_Records shown_
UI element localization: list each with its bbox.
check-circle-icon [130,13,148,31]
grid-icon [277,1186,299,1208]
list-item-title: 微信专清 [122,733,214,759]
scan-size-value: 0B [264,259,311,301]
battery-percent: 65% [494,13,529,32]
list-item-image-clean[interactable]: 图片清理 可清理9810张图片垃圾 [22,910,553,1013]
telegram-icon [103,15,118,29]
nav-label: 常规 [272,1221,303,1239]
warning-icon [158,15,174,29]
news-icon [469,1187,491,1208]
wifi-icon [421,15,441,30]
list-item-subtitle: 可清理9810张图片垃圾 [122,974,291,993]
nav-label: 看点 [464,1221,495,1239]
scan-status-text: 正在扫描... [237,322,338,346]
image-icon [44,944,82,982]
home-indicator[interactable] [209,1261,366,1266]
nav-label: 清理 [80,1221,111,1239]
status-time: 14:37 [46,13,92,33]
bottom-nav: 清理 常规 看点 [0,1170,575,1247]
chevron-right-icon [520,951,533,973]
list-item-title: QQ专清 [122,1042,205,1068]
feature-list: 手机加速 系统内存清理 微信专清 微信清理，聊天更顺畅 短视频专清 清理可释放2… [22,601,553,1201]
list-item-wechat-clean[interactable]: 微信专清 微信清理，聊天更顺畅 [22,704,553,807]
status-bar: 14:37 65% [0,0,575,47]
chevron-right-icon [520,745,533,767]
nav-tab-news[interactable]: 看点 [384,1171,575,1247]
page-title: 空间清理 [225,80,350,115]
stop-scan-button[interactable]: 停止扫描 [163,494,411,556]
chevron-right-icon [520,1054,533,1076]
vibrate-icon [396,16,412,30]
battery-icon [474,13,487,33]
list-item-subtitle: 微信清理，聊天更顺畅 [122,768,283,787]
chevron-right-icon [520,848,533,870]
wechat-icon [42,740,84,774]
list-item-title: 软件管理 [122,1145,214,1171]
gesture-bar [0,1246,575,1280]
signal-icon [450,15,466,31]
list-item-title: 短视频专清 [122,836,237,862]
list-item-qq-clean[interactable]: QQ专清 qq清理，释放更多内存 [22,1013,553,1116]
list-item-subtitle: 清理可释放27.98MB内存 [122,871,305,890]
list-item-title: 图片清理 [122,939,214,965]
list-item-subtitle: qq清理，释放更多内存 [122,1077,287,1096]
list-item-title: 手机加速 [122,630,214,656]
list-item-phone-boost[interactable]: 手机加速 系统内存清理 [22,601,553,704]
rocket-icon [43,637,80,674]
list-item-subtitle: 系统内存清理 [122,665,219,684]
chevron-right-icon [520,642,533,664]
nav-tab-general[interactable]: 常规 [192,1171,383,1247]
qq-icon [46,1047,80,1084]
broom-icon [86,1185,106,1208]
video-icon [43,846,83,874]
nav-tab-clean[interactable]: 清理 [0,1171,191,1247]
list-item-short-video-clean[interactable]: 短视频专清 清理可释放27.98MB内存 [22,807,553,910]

_Aim_
Reproduce all the entries above, with every "chevron-right-icon" renamed to "arrow-right-icon" and nothing else altered.

_Response below_
UI element localization: list each with its bbox.
check-circle-icon [130,13,148,31]
grid-icon [277,1186,299,1208]
list-item-title: 微信专清 [122,733,214,759]
scan-size-value: 0B [264,259,311,301]
battery-percent: 65% [494,13,529,32]
list-item-image-clean[interactable]: 图片清理 可清理9810张图片垃圾 [22,910,553,1013]
telegram-icon [103,15,118,29]
nav-label: 常规 [272,1221,303,1239]
warning-icon [158,15,174,29]
news-icon [469,1187,491,1208]
wifi-icon [421,15,441,30]
list-item-subtitle: 可清理9810张图片垃圾 [122,974,291,993]
nav-label: 看点 [464,1221,495,1239]
scan-status-text: 正在扫描... [237,322,338,346]
image-icon [44,944,82,982]
home-indicator[interactable] [209,1261,366,1266]
nav-label: 清理 [80,1221,111,1239]
status-time: 14:37 [46,13,92,33]
bottom-nav: 清理 常规 看点 [0,1170,575,1247]
arrow-right-icon [520,951,533,973]
list-item-title: QQ专清 [122,1042,205,1068]
feature-list: 手机加速 系统内存清理 微信专清 微信清理，聊天更顺畅 短视频专清 清理可释放2… [22,601,553,1201]
list-item-wechat-clean[interactable]: 微信专清 微信清理，聊天更顺畅 [22,704,553,807]
status-bar: 14:37 65% [0,0,575,47]
arrow-right-icon [520,745,533,767]
nav-tab-news[interactable]: 看点 [384,1171,575,1247]
page-title: 空间清理 [225,80,350,115]
stop-scan-button[interactable]: 停止扫描 [163,494,411,556]
arrow-right-icon [520,1054,533,1076]
vibrate-icon [396,16,412,30]
battery-icon [474,13,487,33]
list-item-subtitle: 微信清理，聊天更顺畅 [122,768,283,787]
arrow-right-icon [520,848,533,870]
wechat-icon [42,740,84,774]
list-item-title: 软件管理 [122,1145,214,1171]
gesture-bar [0,1246,575,1280]
signal-icon [450,15,466,31]
list-item-title: 短视频专清 [122,836,237,862]
list-item-qq-clean[interactable]: QQ专清 qq清理，释放更多内存 [22,1013,553,1116]
list-item-subtitle: 清理可释放27.98MB内存 [122,871,305,890]
list-item-title: 图片清理 [122,939,214,965]
list-item-subtitle: qq清理，释放更多内存 [122,1077,287,1096]
list-item-title: 手机加速 [122,630,214,656]
list-item-phone-boost[interactable]: 手机加速 系统内存清理 [22,601,553,704]
rocket-icon [43,637,80,674]
list-item-subtitle: 系统内存清理 [122,665,219,684]
arrow-right-icon [520,642,533,664]
nav-tab-general[interactable]: 常规 [192,1171,383,1247]
qq-icon [46,1047,80,1084]
broom-icon [86,1185,106,1208]
video-icon [43,846,83,874]
nav-tab-clean[interactable]: 清理 [0,1171,191,1247]
list-item-short-video-clean[interactable]: 短视频专清 清理可释放27.98MB内存 [22,807,553,910]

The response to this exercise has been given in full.